Directive>
Find each line containing the string "daripada". Copy it.

Record extracts>
▼

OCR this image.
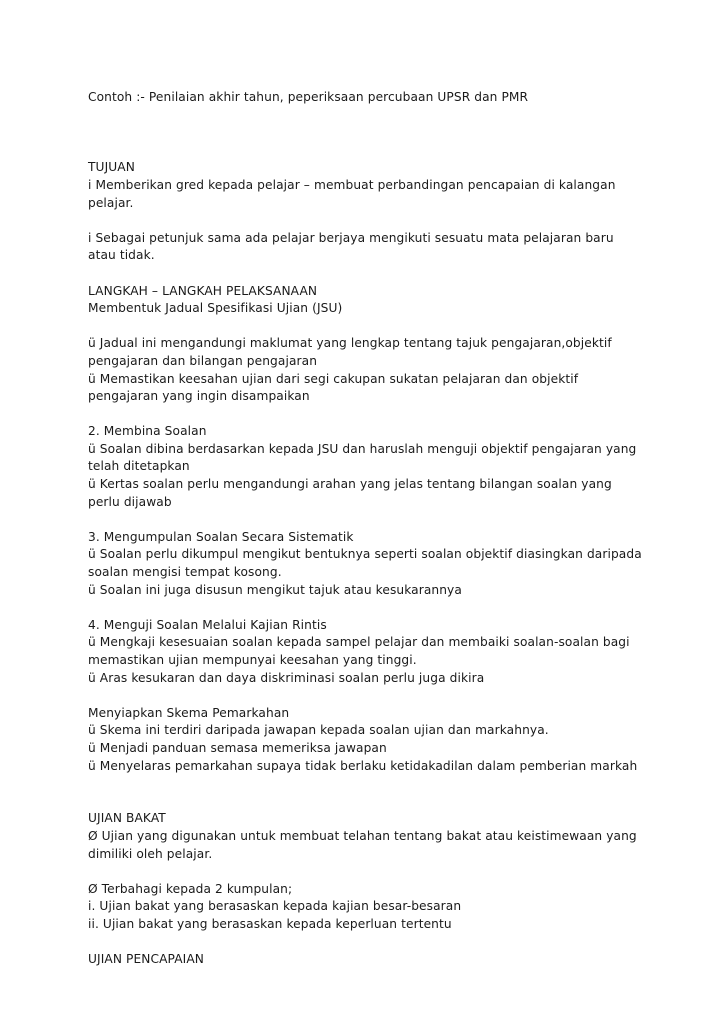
Contoh :- Penilaian akhir tahun, peperiksaan percubaan UPSR dan PMR
TUJUAN
i Memberikan gred kepada pelajar – membuat perbandingan pencapaian di kalangan
pelajar.
i Sebagai petunjuk sama ada pelajar berjaya mengikuti sesuatu mata pelajaran baru
atau tidak.
LANGKAH – LANGKAH PELAKSANAAN
Membentuk Jadual Spesifikasi Ujian (JSU)
ü Jadual ini mengandungi maklumat yang lengkap tentang tajuk pengajaran,objektif
pengajaran dan bilangan pengajaran
ü Memastikan keesahan ujian dari segi cakupan sukatan pelajaran dan objektif
pengajaran yang ingin disampaikan
2. Membina Soalan
ü Soalan dibina berdasarkan kepada JSU dan haruslah menguji objektif pengajaran yang
telah ditetapkan
ü Kertas soalan perlu mengandungi arahan yang jelas tentang bilangan soalan yang
perlu dijawab
3. Mengumpulan Soalan Secara Sistematik
ü Soalan perlu dikumpul mengikut bentuknya seperti soalan objektif diasingkan daripada
soalan mengisi tempat kosong.
ü Soalan ini juga disusun mengikut tajuk atau kesukarannya
4. Menguji Soalan Melalui Kajian Rintis
ü Mengkaji kesesuaian soalan kepada sampel pelajar dan membaiki soalan-soalan bagi
memastikan ujian mempunyai keesahan yang tinggi.
ü Aras kesukaran dan daya diskriminasi soalan perlu juga dikira
Menyiapkan Skema Pemarkahan
ü Skema ini terdiri daripada jawapan kepada soalan ujian dan markahnya.
ü Menjadi panduan semasa memeriksa jawapan
ü Menyelaras pemarkahan supaya tidak berlaku ketidakadilan dalam pemberian markah
UJIAN BAKAT
Ø Ujian yang digunakan untuk membuat telahan tentang bakat atau keistimewaan yang
dimiliki oleh pelajar.
Ø Terbahagi kepada 2 kumpulan;
i. Ujian bakat yang berasaskan kepada kajian besar-besaran
ii. Ujian bakat yang berasaskan kepada keperluan tertentu
UJIAN PENCAPAIAN
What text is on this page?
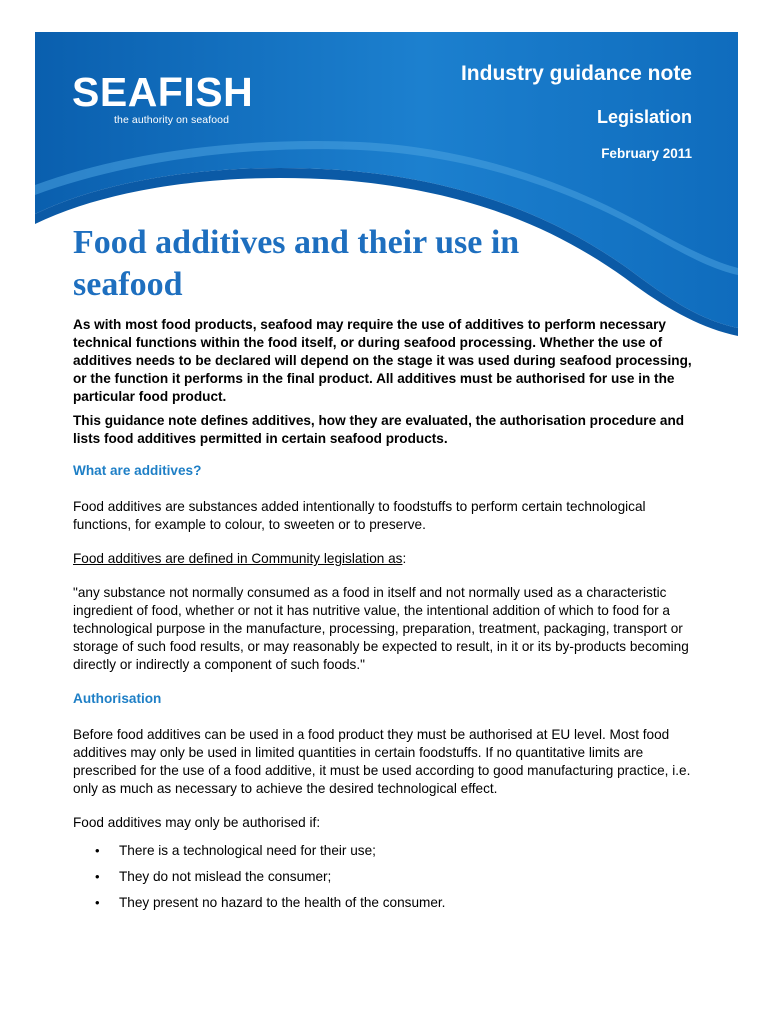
SEAFISH
the authority on seafood
Industry guidance note
Legislation
February 2011
Food additives and their use in seafood

As with most food products, seafood may require the use of additives to perform necessary technical functions within the food itself, or during seafood processing. Whether the use of additives needs to be declared will depend on the stage it was used during seafood processing, or the function it performs in the final product. All additives must be authorised for use in the particular food product.

This guidance note defines additives, how they are evaluated, the authorisation procedure and lists food additives permitted in certain seafood products.

What are additives?

Food additives are substances added intentionally to foodstuffs to perform certain technological functions, for example to colour, to sweeten or to preserve.

Food additives are defined in Community legislation as:

"any substance not normally consumed as a food in itself and not normally used as a characteristic ingredient of food, whether or not it has nutritive value, the intentional addition of which to food for a technological purpose in the manufacture, processing, preparation, treatment, packaging, transport or storage of such food results, or may reasonably be expected to result, in it or its by-products becoming directly or indirectly a component of such foods."

Authorisation

Before food additives can be used in a food product they must be authorised at EU level. Most food additives may only be used in limited quantities in certain foodstuffs. If no quantitative limits are prescribed for the use of a food additive, it must be used according to good manufacturing practice, i.e. only as much as necessary to achieve the desired technological effect.

Food additives may only be authorised if:

• There is a technological need for their use;
• They do not mislead the consumer;
• They present no hazard to the health of the consumer.
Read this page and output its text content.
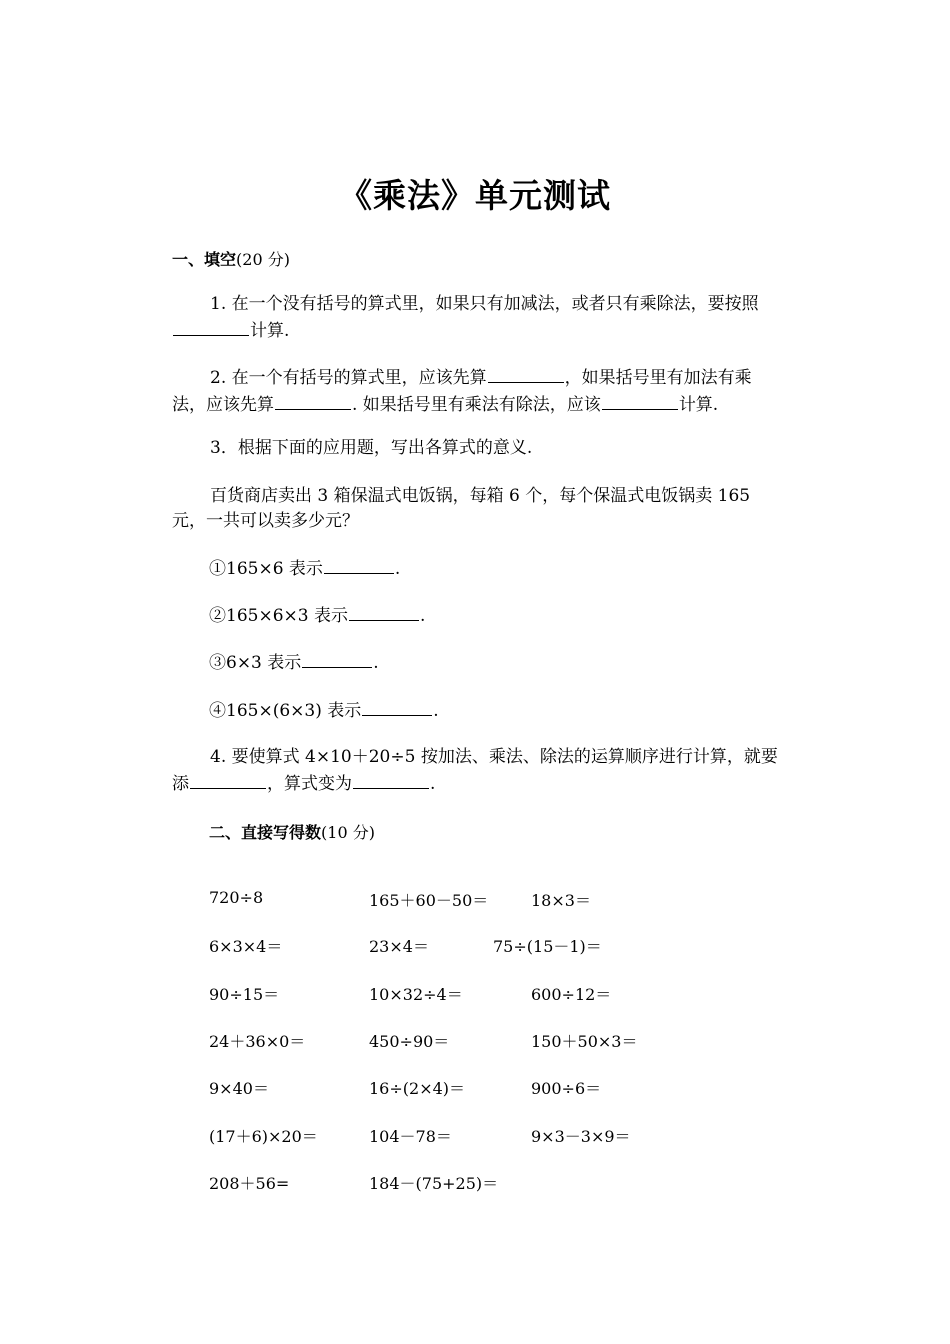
《乘法》单元测试
一、填空(20 分)
1. 在一个没有括号的算式里，如果只有加减法，或者只有乘除法，要按照计算.
2. 在一个有括号的算式里，应该先算	，如果括号里有加法有乘法，应该先算	. 如果括号里有乘法有除法，应该	计算.
3．根据下面的应用题，写出各算式的意义.
百货商店卖出 3 箱保温式电饭锅，每箱 6 个，每个保温式电饭锅卖 165 元，一共可以卖多少元？
①165×6 表示	.
②165×6×3 表示	.
③6×3 表示	.
④165×(6×3) 表示	.
4. 要使算式 4×10＋20÷5 按加法、乘法、除法的运算顺序进行计算，就要添	，算式变为	.
二、直接写得数(10 分)
720÷8	165＋60－50＝	18×3＝
6×3×4＝	23×4＝	75÷(15－1)＝
90÷15＝	10×32÷4＝	600÷12＝
24＋36×0＝	450÷90＝	150＋50×3＝
9×40＝	16÷(2×4)＝	900÷6＝
(17＋6)×20＝	104－78＝	9×3－3×9＝
208＋56=	184－(75+25)＝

▲

Written response>
ü Soalan perlu dikumpul mengikut bentuknya seperti soalan objektif diasingkan daripada
ü Skema ini terdiri daripada jawapan kepada soalan ujian dan markahnya.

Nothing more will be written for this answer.